>> start TEXT SECTION

Number (singular, plural) and case (nominative, accusative, dative, genitive) must be taken into account in the process of declension.
(Declension tables to be inserted)
The declension can be more difficult than in other languages such as Latin; not only the word ending, but also the root may be altered by inflecting.
Some nouns only have a singular form (Singularetanta); other nouns only have a plural form (Pluraletanta)
Some words change their meaning when changing their number
Articles have a feature called "strength", which influences the declension of the adjectives. There are strong articles, weak articles, and articles that have strong and weak cases. Sometimes this feature is not constant in daily use.
The inflected forms depend on the number, the case and the gender of the corresponding noun. Articles have the same plural forms for all three genders.
| male | female | neuter | plural | |
|---|---|---|---|---|
| nominative | der | die | das | die |
| genitive | des | der | des | der |
| dative | dem | der | dem | den |
| accusative | den | die | das | die |
| male | female | neuter | plural | |
|---|---|---|---|---|
| nominative | ein | eine | ein | --- |
| genitive | eines | einer | eines | --- |
| dative | einem | einer | einem | --- |
| accusative | einen | eine | ein | --- |
The indefinite article doesn't have a specific plural form (like English, but unlike Italian); there are several article words for this need. In most cases, however, these plural forms are left out. This is quite similar to English
There are several other article-like words, corresponding to "this", "that", and "the same" with their own declensions. The articles are officially called pronouns, although these words are treated like articles.
| male | female | neuter | plural | |
|---|---|---|---|---|
| nominative | kein | keine | kein | keine |
| genitive | keines | keiner | keines | keiner |
| accusative | keinen | keine | kein | keine |
| dative | keinem | keiner | keinem | keinen |
| male | female | neuter | plural | |
|---|---|---|---|---|
| nominative | dieser | diese | dieses | diese |
| genitive | dieses | dieser | dieses | dieser |
| accusative | diesen | diese | dieses | diese |
| dative | diesem | dieser | diesem | diesen |
| male | female | neuter | plural | |
|---|---|---|---|---|
| nominative | jener | jene | jenes | jene |
| genitive | jenes | jener | jenes | jener |
| accusative | jenen | jene | jenes | jene |
| dative | jenem | jener | jenem | jenen |
| male | female | neuter | plural | |
|---|---|---|---|---|
| nominative | welcher | welche | welches | welche |
| genitive | welches | welcher | welches | welcher |
| accusative | welchen | welche | welches | welche |
| dative | welchem | welcher | welchem | welchen |
The "possessive pronouns" are another group of pronouns that are treated like articles. All the kinds of possessive "articles" have a mixed strength. They have the same gender and number as the corresponding noun, whereas their stem indicates the kind of possessor.

>> end TEXT SECTION
>> start LISTED ENTRIES

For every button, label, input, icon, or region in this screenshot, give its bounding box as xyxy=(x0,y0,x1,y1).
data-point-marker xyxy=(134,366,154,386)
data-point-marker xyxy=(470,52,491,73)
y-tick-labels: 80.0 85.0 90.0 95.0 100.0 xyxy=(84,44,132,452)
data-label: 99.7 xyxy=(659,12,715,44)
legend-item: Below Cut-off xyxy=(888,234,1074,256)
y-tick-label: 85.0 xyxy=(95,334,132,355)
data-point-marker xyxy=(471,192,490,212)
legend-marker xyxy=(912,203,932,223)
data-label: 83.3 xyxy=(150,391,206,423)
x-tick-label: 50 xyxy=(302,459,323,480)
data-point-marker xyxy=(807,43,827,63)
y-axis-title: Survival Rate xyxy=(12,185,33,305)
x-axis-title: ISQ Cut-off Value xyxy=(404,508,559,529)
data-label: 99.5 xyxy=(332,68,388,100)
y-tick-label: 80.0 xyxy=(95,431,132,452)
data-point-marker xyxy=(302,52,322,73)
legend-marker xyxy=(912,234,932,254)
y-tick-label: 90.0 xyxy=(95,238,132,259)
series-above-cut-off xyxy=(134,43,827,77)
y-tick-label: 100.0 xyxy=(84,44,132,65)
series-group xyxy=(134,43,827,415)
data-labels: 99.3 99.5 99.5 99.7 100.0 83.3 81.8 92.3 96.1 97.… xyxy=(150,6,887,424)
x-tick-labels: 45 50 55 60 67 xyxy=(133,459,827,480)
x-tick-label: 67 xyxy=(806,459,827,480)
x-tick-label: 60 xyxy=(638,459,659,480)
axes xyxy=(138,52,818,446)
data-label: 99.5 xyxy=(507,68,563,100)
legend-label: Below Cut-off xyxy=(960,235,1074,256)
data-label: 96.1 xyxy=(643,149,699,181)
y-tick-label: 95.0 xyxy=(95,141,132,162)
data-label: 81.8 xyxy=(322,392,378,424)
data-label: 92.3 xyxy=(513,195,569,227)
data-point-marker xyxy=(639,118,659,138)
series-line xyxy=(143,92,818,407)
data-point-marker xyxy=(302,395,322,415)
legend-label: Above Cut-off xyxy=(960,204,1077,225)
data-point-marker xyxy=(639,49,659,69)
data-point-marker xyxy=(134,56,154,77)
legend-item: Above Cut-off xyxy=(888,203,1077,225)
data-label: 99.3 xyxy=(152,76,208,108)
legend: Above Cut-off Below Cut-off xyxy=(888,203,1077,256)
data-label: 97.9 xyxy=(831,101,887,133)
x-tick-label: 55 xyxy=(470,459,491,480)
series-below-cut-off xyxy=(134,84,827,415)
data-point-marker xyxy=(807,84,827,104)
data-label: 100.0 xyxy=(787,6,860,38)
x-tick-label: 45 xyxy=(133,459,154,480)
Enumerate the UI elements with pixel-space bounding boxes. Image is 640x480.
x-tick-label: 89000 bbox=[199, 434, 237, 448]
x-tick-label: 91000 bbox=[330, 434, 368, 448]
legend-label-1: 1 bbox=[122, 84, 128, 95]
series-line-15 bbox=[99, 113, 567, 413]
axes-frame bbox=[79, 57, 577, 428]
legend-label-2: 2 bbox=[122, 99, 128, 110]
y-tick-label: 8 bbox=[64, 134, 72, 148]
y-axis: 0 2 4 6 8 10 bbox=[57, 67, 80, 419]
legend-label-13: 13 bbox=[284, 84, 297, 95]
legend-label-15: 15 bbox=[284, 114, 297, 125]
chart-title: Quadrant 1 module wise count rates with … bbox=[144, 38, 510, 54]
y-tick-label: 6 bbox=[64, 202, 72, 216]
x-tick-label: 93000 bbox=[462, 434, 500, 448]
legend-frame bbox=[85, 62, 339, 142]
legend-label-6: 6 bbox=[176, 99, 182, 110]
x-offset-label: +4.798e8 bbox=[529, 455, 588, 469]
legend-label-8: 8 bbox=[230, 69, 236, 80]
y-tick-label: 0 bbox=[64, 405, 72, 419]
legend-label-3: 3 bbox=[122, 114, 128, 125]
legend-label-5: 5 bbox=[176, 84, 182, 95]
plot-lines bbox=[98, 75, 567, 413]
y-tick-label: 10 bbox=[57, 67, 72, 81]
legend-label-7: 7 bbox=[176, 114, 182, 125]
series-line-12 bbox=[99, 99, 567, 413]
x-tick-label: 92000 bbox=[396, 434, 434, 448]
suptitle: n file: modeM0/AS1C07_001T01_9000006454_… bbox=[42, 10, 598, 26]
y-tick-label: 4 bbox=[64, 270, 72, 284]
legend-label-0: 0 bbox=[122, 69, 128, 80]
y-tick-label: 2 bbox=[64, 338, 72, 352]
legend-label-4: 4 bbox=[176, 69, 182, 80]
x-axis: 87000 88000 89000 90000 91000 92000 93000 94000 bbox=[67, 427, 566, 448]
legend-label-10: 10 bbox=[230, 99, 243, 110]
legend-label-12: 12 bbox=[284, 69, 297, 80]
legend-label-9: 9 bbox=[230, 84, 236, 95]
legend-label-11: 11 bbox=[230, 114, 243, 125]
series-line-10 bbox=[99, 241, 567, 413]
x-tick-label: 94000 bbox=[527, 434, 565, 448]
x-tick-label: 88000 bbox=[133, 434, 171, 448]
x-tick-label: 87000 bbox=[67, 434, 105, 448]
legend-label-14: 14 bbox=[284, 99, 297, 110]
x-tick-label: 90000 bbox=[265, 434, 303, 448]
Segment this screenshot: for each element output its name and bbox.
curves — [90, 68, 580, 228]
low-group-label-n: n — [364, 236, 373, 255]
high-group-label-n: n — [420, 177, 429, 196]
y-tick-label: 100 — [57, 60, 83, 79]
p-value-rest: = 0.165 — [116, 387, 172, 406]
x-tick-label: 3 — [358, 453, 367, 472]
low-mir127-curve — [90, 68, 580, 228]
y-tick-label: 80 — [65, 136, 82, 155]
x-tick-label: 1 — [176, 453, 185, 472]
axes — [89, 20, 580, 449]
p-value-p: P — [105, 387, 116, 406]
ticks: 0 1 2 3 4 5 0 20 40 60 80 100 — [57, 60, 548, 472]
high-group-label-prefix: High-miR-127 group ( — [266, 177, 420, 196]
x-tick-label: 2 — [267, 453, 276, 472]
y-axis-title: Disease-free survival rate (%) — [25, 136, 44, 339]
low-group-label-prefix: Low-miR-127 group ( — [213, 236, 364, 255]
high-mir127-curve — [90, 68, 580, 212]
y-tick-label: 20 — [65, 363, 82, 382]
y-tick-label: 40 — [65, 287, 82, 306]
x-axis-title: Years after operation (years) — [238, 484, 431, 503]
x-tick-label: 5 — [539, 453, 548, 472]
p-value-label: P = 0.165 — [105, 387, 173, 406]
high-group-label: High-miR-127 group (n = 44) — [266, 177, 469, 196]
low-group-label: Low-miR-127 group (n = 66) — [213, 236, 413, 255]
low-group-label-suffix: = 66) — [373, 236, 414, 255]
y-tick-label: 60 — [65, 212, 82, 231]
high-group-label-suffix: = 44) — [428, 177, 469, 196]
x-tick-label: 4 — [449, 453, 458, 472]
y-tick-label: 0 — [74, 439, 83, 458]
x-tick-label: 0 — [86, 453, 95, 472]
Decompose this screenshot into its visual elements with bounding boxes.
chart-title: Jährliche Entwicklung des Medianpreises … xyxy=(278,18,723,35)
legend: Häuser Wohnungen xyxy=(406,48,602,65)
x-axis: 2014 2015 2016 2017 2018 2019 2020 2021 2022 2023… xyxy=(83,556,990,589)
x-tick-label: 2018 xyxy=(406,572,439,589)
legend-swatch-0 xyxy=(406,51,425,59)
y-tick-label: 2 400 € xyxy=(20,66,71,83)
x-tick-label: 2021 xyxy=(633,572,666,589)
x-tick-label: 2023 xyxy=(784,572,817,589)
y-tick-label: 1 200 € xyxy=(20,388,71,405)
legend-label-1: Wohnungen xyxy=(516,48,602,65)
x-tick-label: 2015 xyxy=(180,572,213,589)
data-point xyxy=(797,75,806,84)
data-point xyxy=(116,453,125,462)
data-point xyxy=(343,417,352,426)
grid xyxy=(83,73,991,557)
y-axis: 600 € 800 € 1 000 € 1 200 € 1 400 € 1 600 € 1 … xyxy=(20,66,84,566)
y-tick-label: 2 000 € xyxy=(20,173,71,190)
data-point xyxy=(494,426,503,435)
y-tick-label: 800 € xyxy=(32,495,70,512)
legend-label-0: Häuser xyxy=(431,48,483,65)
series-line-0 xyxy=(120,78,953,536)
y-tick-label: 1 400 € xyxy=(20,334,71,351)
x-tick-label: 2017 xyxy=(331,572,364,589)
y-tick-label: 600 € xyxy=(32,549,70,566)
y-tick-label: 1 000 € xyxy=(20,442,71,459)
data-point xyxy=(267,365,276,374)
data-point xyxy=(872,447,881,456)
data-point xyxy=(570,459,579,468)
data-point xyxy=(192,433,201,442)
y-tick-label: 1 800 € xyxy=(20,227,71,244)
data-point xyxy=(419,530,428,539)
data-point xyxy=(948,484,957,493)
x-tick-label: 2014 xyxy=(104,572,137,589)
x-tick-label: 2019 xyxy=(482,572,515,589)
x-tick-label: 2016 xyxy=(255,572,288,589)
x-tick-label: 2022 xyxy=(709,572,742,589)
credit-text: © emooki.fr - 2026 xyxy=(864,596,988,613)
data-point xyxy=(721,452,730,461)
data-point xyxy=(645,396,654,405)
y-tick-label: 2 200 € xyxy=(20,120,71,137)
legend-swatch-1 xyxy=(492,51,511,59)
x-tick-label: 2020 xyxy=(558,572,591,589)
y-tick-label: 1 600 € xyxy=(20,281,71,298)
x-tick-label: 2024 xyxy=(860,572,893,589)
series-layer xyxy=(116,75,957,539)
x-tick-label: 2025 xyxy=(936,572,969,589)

>> end LISTED ENTRIES

WORK TO DO —
1. Translate this sentence from the text on declension into Spanish: "Articles have the same plural forms for all three genders."
2. Reproduce the part of the text on declension starting at "The declension can" and ending at "all three genders.".
3. Write what comes next in the text on declension, picking up after its final sentence.
The items are separate material that stands apart from the text on declension.

ANSWERS PER TASK —
1. Los artículos tienen las mismas formas de plural para los tres géneros.

2.
The declension can be more difficult than in other languages such as Latin; not only the word ending, but also the root may be altered by inflecting.
Some nouns only have a singular form (Singularetanta); other nouns only have a plural form (Pluraletanta)
Some words change their meaning when changing their number
Articles have a feature called "strength", which influences the declension of the adjectives. There are strong articles, weak articles, and articles that have strong and weak cases. Sometimes this feature is not constant in daily use.
The inflected forms depend on the number, the case and the gender of the corresponding noun. Articles have the same plural forms for all three genders.

3.
(table of possessive "articles" of personal pronouns to be inserted)
There are possessive pronouns derived from the definite article and derived from the interrogative article. Their forms are only determined by the gender and number of the speaker. They have the same forms for all cases of the possessed word, but they cannot be used in the genitive case.
| male | female | neuter | plural | |
|---|---|---|---|---|
| nominative | dessen | deren | dessen | deren |
| genitive | --- | --- | --- | --- |
| dative | dessen | deren | dessen | deren |
| accusative | dessen | deren | dessen | deren |
| male | female | neuter | plural | |
|---|---|---|---|---|
| nominative | wessen | wessen | wessen | wessen |
| genitive | --- | --- | --- | --- |
| dative | wessen | wessen | wessen | wessen |
| accusative | wessen | wessen | wessen | wessen |
In old German, a genitive noun can be used instead of a possessive pronoun.
Cardinal numbers are always placed before any adjectives. If the number is not very high, it is usually not combined with an indefinite plural article like "einige" or "mehrere".
If you use a cardinal number, you must use the plural form of the nominal phrase, in contrast to languages like Turkish.
Whereas there is a cardinal number meaning "one" in English, Germans use the indefinite article instead. The difference is expressed by the intonation.
For the inflection of adjectives, the case, number and gender of the nominal phrase must be considered along with the article of the noun.
Like articles, adjectives use the same plural endings for all three genders.
Participles may be used as adjectives and are treated in the same way.
In contrast to Latin, adjectives are only declined in the attributive position (that is, when used in nominal phrases to describe a noun directly). Predicative adjectives are not declined and are indistinguishable from adverbs.
There are three degrees of comparison: positive form, comparative form and superlative form. In contrast to Latin or Italian, there is no grammatical feature for the absolute superlative (elative).
If the article is "weak" or if there is no article at all, the adjective has the following "strong" endings:
| male | female | neuter | plural | |
|---|---|---|---|---|
| nominative | -er | -e | -es | -e |
| genitive | -en | -er | -en | -er |
| dative | -em | -er | -em | -en |
| accusative | -en | -e | -es | -e |
If the article is "strong", for example the definite, the adjective has the following "weak" endings:
| male | female | neuter | plural | |
|---|---|---|---|---|
| nominative | -e | -e | -e | -en |
| genitive | -en | -en | -en | -en |
| dative | -en | -en | -en | -en |
| accusative | -en | -e | -e | -en |
The mixed inflection is used, for example, with the indefinite article.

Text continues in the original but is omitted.